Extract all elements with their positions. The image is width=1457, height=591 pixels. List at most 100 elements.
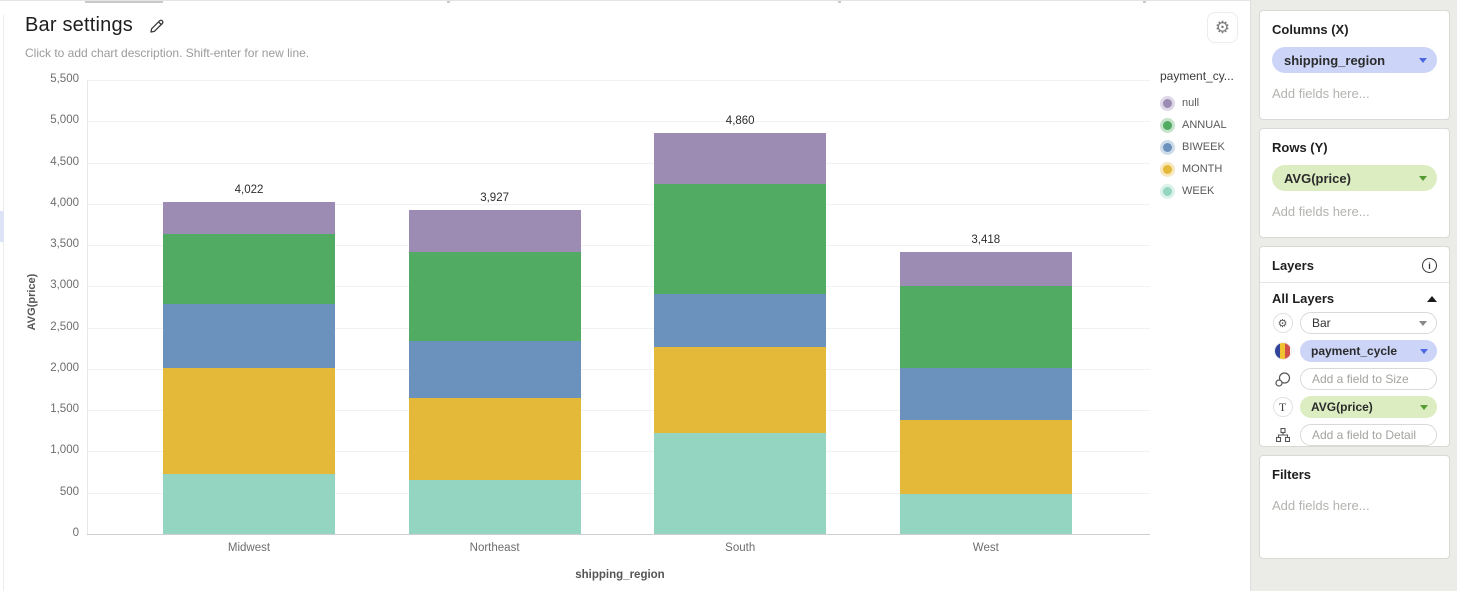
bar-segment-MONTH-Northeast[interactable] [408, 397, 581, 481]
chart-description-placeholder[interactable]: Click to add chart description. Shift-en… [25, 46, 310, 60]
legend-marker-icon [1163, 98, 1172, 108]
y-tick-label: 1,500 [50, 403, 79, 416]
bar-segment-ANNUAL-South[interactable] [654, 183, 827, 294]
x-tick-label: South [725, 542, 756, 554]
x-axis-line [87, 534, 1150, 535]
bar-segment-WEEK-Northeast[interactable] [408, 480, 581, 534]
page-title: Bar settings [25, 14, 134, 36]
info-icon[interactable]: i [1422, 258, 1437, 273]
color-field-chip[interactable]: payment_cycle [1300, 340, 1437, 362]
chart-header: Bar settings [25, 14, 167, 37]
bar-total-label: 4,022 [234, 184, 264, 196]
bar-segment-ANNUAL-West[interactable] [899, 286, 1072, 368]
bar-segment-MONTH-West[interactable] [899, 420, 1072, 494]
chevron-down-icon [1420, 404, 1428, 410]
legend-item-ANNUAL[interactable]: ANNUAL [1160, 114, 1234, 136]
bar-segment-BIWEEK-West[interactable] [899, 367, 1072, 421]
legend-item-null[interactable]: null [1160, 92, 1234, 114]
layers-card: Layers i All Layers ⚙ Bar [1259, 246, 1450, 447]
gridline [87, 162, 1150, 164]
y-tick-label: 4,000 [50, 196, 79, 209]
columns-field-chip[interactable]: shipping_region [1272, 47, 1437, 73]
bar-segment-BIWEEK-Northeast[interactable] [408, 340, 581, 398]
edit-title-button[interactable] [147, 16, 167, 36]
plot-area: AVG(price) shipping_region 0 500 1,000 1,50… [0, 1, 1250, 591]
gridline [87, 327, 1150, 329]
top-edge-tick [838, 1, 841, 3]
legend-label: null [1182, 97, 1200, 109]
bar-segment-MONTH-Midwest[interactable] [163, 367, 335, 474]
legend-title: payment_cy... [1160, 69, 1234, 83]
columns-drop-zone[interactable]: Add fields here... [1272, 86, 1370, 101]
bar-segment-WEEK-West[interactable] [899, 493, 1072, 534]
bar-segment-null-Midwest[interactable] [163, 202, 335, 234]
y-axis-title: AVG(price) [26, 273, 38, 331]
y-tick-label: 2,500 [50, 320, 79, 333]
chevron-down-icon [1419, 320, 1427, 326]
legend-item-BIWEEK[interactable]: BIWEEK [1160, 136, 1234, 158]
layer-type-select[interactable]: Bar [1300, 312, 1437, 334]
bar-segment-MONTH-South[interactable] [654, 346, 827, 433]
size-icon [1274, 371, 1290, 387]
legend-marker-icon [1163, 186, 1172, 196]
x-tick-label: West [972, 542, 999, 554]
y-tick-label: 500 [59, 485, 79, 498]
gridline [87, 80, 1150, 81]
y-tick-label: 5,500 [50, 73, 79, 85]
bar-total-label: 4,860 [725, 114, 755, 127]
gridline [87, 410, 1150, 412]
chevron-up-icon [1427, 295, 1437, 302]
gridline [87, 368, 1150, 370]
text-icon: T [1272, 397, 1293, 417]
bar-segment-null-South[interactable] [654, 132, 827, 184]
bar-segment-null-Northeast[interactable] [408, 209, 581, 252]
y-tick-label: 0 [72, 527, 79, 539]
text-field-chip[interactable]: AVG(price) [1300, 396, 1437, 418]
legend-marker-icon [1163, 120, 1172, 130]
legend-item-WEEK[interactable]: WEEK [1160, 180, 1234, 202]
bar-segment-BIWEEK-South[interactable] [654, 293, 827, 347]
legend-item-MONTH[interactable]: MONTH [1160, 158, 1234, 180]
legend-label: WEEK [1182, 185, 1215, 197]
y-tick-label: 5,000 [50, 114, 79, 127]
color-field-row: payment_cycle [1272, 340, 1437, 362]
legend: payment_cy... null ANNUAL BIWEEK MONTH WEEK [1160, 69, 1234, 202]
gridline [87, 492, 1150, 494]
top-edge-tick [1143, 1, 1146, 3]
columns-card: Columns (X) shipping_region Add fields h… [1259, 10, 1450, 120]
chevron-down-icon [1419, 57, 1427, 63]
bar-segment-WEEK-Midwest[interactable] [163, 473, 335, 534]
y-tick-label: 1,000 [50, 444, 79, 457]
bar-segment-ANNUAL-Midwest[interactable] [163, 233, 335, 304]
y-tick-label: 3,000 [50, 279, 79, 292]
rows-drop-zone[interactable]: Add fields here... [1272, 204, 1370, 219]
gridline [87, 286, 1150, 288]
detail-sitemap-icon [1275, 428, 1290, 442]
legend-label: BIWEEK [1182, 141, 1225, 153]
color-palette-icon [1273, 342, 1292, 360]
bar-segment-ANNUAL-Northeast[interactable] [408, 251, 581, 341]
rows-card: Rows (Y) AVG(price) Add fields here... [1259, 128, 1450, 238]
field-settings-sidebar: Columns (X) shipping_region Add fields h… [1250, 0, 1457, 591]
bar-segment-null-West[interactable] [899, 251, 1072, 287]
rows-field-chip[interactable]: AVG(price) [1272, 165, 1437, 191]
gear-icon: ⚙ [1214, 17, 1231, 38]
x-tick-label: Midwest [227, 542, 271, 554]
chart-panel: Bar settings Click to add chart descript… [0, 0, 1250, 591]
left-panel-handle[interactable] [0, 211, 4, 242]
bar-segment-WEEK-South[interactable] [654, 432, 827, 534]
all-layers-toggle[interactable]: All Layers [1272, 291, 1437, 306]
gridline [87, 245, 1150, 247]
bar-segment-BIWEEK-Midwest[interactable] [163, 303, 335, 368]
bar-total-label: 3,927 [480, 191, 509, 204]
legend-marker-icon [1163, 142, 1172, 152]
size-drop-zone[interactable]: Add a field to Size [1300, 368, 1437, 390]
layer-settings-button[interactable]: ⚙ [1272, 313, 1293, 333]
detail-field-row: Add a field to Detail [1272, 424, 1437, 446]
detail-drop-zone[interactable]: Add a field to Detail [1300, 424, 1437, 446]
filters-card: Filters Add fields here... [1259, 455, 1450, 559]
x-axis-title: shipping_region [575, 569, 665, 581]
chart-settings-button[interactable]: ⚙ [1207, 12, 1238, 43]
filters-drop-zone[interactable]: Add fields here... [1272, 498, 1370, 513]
━━━━
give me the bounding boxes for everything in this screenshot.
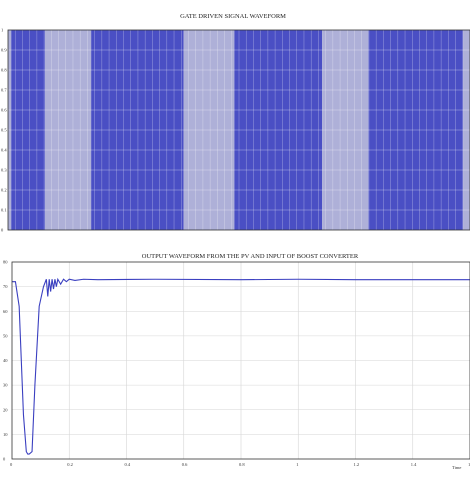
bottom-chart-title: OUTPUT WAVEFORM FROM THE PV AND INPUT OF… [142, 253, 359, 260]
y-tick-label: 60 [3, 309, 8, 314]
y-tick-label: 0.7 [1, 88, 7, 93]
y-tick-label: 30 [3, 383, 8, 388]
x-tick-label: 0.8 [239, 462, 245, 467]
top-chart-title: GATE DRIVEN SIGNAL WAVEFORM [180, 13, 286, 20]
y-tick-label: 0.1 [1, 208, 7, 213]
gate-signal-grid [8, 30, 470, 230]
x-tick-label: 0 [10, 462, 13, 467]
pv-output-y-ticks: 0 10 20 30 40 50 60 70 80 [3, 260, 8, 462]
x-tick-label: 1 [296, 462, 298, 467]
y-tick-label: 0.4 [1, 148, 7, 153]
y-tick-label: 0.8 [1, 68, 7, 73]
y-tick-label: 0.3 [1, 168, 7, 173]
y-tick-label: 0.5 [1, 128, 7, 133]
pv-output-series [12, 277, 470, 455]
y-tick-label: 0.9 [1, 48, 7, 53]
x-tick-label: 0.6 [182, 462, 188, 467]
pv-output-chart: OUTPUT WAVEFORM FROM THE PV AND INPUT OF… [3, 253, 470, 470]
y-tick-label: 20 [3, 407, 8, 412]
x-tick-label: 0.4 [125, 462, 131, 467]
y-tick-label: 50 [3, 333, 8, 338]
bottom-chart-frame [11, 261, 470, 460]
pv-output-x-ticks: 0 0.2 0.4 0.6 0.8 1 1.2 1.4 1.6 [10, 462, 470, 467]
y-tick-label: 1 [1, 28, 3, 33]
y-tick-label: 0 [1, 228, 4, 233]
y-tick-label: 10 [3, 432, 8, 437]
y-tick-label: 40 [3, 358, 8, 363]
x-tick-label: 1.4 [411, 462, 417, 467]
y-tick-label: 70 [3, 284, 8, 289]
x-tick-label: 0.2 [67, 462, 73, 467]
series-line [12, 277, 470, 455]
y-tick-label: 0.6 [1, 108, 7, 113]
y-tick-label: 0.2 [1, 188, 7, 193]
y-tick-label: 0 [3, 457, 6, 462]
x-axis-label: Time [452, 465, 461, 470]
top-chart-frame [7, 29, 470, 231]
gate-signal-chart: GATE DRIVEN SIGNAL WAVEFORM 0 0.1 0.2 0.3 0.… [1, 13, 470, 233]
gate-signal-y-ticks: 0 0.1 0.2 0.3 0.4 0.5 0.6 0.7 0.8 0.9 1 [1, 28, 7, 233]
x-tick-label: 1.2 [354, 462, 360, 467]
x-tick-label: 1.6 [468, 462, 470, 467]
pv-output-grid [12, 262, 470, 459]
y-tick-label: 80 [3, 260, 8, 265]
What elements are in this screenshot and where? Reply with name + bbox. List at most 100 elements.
━━━━
EXERCISE → Starting at the line that contains "bottom-chart-title: OUTPUT WAVEFORM" and stopping after the line that contains "gate-signal-grid [8, 30, 470, 230]", arrange those lines of the entries as a numbered list, leaving out any blank lines.

THE RESULT →
1. bottom-chart-title: OUTPUT WAVEFORM FROM THE PV AND INPUT OF… [142, 253, 359, 260]
2. y-tick-label: 60 [3, 309, 8, 314]
3. y-tick-label: 0.7 [1, 88, 7, 93]
4. y-tick-label: 30 [3, 383, 8, 388]
5. x-tick-label: 0.8 [239, 462, 245, 467]
6. top-chart-title: GATE DRIVEN SIGNAL WAVEFORM [180, 13, 286, 20]
7. y-tick-label: 0.1 [1, 208, 7, 213]
8. gate-signal-grid [8, 30, 470, 230]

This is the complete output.